Problem details –
Repeat, exactly and completely, the material that follows. Omit the pictures.

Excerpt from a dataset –
↓↓↓

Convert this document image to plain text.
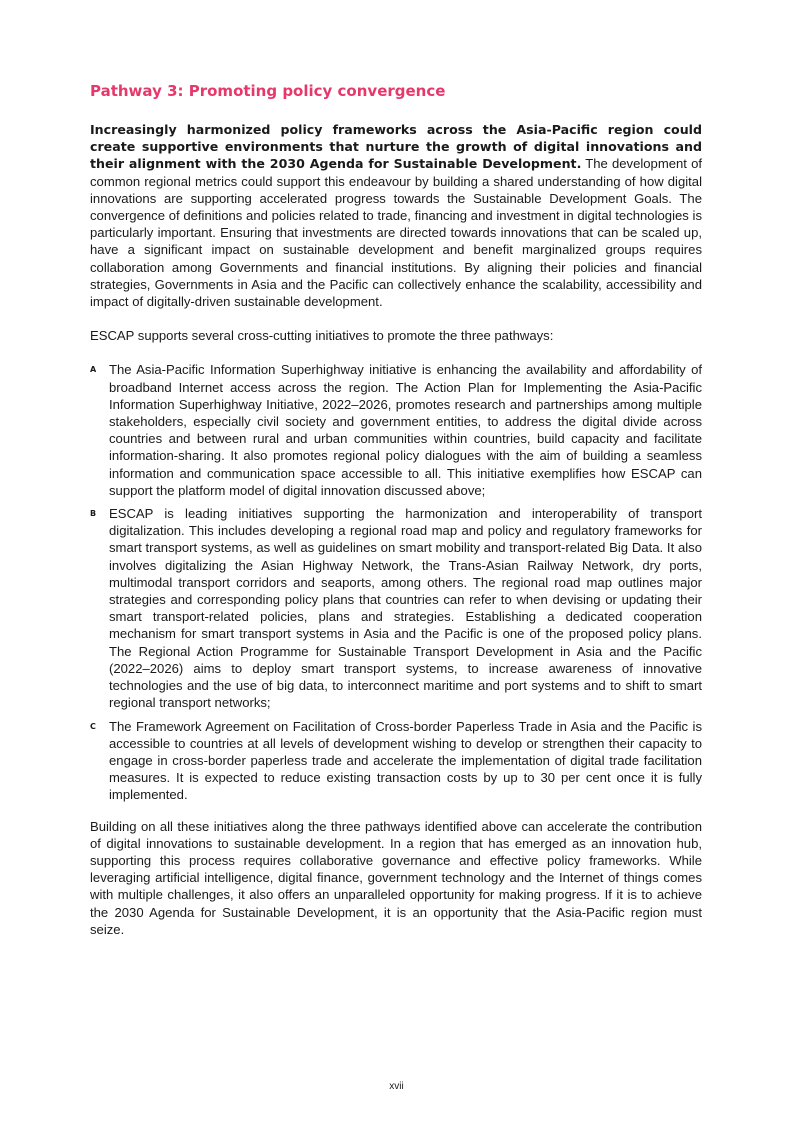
Pathway 3: Promoting policy convergence

Increasingly harmonized policy frameworks across the Asia-Pacific region could create supportive environments that nurture the growth of digital innovations and their alignment with the 2030 Agenda for Sustainable Development. The development of common regional metrics could support this endeavour by building a shared understanding of how digital innovations are supporting accelerated progress towards the Sustainable Development Goals. The convergence of definitions and policies related to trade, financing and investment in digital technologies is particularly important. Ensuring that investments are directed towards innovations that can be scaled up, have a significant impact on sustainable development and benefit marginalized groups requires collaboration among Governments and financial institutions. By aligning their policies and financial strategies, Governments in Asia and the Pacific can collectively enhance the scalability, accessibility and impact of digitally-driven sustainable development.

ESCAP supports several cross-cutting initiatives to promote the three pathways:

A The Asia-Pacific Information Superhighway initiative is enhancing the availability and affordability of broadband Internet access across the region. The Action Plan for Implementing the Asia-Pacific Information Superhighway Initiative, 2022–2026, promotes research and partnerships among multiple stakeholders, especially civil society and government entities, to address the digital divide across countries and between rural and urban communities within countries, build capacity and facilitate information-sharing. It also promotes regional policy dialogues with the aim of building a seamless information and communication space accessible to all. This initiative exemplifies how ESCAP can support the platform model of digital innovation discussed above;

B ESCAP is leading initiatives supporting the harmonization and interoperability of transport digitalization. This includes developing a regional road map and policy and regulatory frameworks for smart transport systems, as well as guidelines on smart mobility and transport-related Big Data. It also involves digitalizing the Asian Highway Network, the Trans-Asian Railway Network, dry ports, multimodal transport corridors and seaports, among others. The regional road map outlines major strategies and corresponding policy plans that countries can refer to when devising or updating their smart transport-related policies, plans and strategies. Establishing a dedicated cooperation mechanism for smart transport systems in Asia and the Pacific is one of the proposed policy plans. The Regional Action Programme for Sustainable Transport Development in Asia and the Pacific (2022–2026) aims to deploy smart transport systems, to increase awareness of innovative technologies and the use of big data, to interconnect maritime and port systems and to shift to smart regional transport networks;

C The Framework Agreement on Facilitation of Cross-border Paperless Trade in Asia and the Pacific is accessible to countries at all levels of development wishing to develop or strengthen their capacity to engage in cross-border paperless trade and accelerate the implementation of digital trade facilitation measures. It is expected to reduce existing transaction costs by up to 30 per cent once it is fully implemented.

Building on all these initiatives along the three pathways identified above can accelerate the contribution of digital innovations to sustainable development. In a region that has emerged as an innovation hub, supporting this process requires collaborative governance and effective policy frameworks. While leveraging artificial intelligence, digital finance, government technology and the Internet of things comes with multiple challenges, it also offers an unparalleled opportunity for making progress. If it is to achieve the 2030 Agenda for Sustainable Development, it is an opportunity that the Asia-Pacific region must seize.

xvii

↑↑↑

Written reply –
Convert this document image to plain text.
Pathway 3: Promoting policy convergence

Increasingly harmonized policy frameworks across the Asia-Pacific region could create supportive environments that nurture the growth of digital innovations and their alignment with the 2030 Agenda for Sustainable Development. The development of common regional metrics could support this endeavour by building a shared understanding of how digital innovations are supporting accelerated progress towards the Sustainable Development Goals. The convergence of definitions and policies related to trade, financing and investment in digital technologies is particularly important. Ensuring that investments are directed towards innovations that can be scaled up, have a significant impact on sustainable development and benefit marginalized groups requires collaboration among Governments and financial institutions. By aligning their policies and financial strategies, Governments in Asia and the Pacific can collectively enhance the scalability, accessibility and impact of digitally-driven sustainable development.

ESCAP supports several cross-cutting initiatives to promote the three pathways:

A The Asia-Pacific Information Superhighway initiative is enhancing the availability and affordability of broadband Internet access across the region. The Action Plan for Implementing the Asia-Pacific Information Superhighway Initiative, 2022–2026, promotes research and partnerships among multiple stakeholders, especially civil society and government entities, to address the digital divide across countries and between rural and urban communities within countries, build capacity and facilitate information-sharing. It also promotes regional policy dialogues with the aim of building a seamless information and communication space accessible to all. This initiative exemplifies how ESCAP can support the platform model of digital innovation discussed above;

B ESCAP is leading initiatives supporting the harmonization and interoperability of transport digitalization. This includes developing a regional road map and policy and regulatory frameworks for smart transport systems, as well as guidelines on smart mobility and transport-related Big Data. It also involves digitalizing the Asian Highway Network, the Trans-Asian Railway Network, dry ports, multimodal transport corridors and seaports, among others. The regional road map outlines major strategies and corresponding policy plans that countries can refer to when devising or updating their smart transport-related policies, plans and strategies. Establishing a dedicated cooperation mechanism for smart transport systems in Asia and the Pacific is one of the proposed policy plans. The Regional Action Programme for Sustainable Transport Development in Asia and the Pacific (2022–2026) aims to deploy smart transport systems, to increase awareness of innovative technologies and the use of big data, to interconnect maritime and port systems and to shift to smart regional transport networks;

C The Framework Agreement on Facilitation of Cross-border Paperless Trade in Asia and the Pacific is accessible to countries at all levels of development wishing to develop or strengthen their capacity to engage in cross-border paperless trade and accelerate the implementation of digital trade facilitation measures. It is expected to reduce existing transaction costs by up to 30 per cent once it is fully implemented.

Building on all these initiatives along the three pathways identified above can accelerate the contribution of digital innovations to sustainable development. In a region that has emerged as an innovation hub, supporting this process requires collaborative governance and effective policy frameworks. While leveraging artificial intelligence, digital finance, government technology and the Internet of things comes with multiple challenges, it also offers an unparalleled opportunity for making progress. If it is to achieve the 2030 Agenda for Sustainable Development, it is an opportunity that the Asia-Pacific region must seize.

xvii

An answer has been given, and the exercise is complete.